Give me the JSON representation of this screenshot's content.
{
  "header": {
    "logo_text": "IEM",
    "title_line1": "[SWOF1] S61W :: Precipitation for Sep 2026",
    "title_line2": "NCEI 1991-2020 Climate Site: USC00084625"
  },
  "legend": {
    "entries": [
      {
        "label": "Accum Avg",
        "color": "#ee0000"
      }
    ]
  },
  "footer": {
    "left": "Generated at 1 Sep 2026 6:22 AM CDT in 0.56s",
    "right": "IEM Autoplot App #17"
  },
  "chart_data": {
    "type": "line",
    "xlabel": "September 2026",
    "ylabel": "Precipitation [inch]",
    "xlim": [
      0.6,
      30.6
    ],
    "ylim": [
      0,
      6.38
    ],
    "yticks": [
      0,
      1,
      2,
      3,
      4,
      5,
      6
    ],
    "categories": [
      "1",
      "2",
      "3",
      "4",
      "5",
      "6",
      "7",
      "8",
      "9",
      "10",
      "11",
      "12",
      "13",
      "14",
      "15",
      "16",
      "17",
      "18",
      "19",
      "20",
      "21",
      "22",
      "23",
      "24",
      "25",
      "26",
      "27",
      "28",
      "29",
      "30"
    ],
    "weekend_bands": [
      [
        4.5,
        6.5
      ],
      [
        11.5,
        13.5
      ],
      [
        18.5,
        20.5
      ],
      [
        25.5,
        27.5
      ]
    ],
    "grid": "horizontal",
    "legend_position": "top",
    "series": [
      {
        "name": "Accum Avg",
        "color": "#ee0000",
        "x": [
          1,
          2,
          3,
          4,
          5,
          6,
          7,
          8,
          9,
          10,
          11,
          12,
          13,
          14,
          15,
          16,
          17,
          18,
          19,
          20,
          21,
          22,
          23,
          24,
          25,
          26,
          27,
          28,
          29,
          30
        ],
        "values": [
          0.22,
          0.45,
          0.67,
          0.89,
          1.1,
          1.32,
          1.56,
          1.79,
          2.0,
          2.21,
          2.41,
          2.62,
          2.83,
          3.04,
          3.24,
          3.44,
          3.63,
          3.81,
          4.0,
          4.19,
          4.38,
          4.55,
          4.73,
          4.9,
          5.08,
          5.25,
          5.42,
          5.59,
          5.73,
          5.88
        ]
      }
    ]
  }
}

THE TASK
Using the data above, return each line exactly as written.

RESULT OF THE TASK
Give me the JSON representation of this screenshot's content.
{
  "header": {
    "logo_text": "IEM",
    "title_line1": "[SWOF1] S61W :: Precipitation for Sep 2026",
    "title_line2": "NCEI 1991-2020 Climate Site: USC00084625"
  },
  "legend": {
    "entries": [
      {
        "label": "Accum Avg",
        "color": "#ee0000"
      }
    ]
  },
  "footer": {
    "left": "Generated at 1 Sep 2026 6:22 AM CDT in 0.56s",
    "right": "IEM Autoplot App #17"
  },
  "chart_data": {
    "type": "line",
    "xlabel": "September 2026",
    "ylabel": "Precipitation [inch]",
    "xlim": [
      0.6,
      30.6
    ],
    "ylim": [
      0,
      6.38
    ],
    "yticks": [
      0,
      1,
      2,
      3,
      4,
      5,
      6
    ],
    "categories": [
      "1",
      "2",
      "3",
      "4",
      "5",
      "6",
      "7",
      "8",
      "9",
      "10",
      "11",
      "12",
      "13",
      "14",
      "15",
      "16",
      "17",
      "18",
      "19",
      "20",
      "21",
      "22",
      "23",
      "24",
      "25",
      "26",
      "27",
      "28",
      "29",
      "30"
    ],
    "weekend_bands": [
      [
        4.5,
        6.5
      ],
      [
        11.5,
        13.5
      ],
      [
        18.5,
        20.5
      ],
      [
        25.5,
        27.5
      ]
    ],
    "grid": "horizontal",
    "legend_position": "top",
    "series": [
      {
        "name": "Accum Avg",
        "color": "#ee0000",
        "x": [
          1,
          2,
          3,
          4,
          5,
          6,
          7,
          8,
          9,
          10,
          11,
          12,
          13,
          14,
          15,
          16,
          17,
          18,
          19,
          20,
          21,
          22,
          23,
          24,
          25,
          26,
          27,
          28,
          29,
          30
        ],
        "values": [
          0.22,
          0.45,
          0.67,
          0.89,
          1.1,
          1.32,
          1.56,
          1.79,
          2.0,
          2.21,
          2.41,
          2.62,
          2.83,
          3.04,
          3.24,
          3.44,
          3.63,
          3.81,
          4.0,
          4.19,
          4.38,
          4.55,
          4.73,
          4.9,
          5.08,
          5.25,
          5.42,
          5.59,
          5.73,
          5.88
        ]
      }
    ]
  }
}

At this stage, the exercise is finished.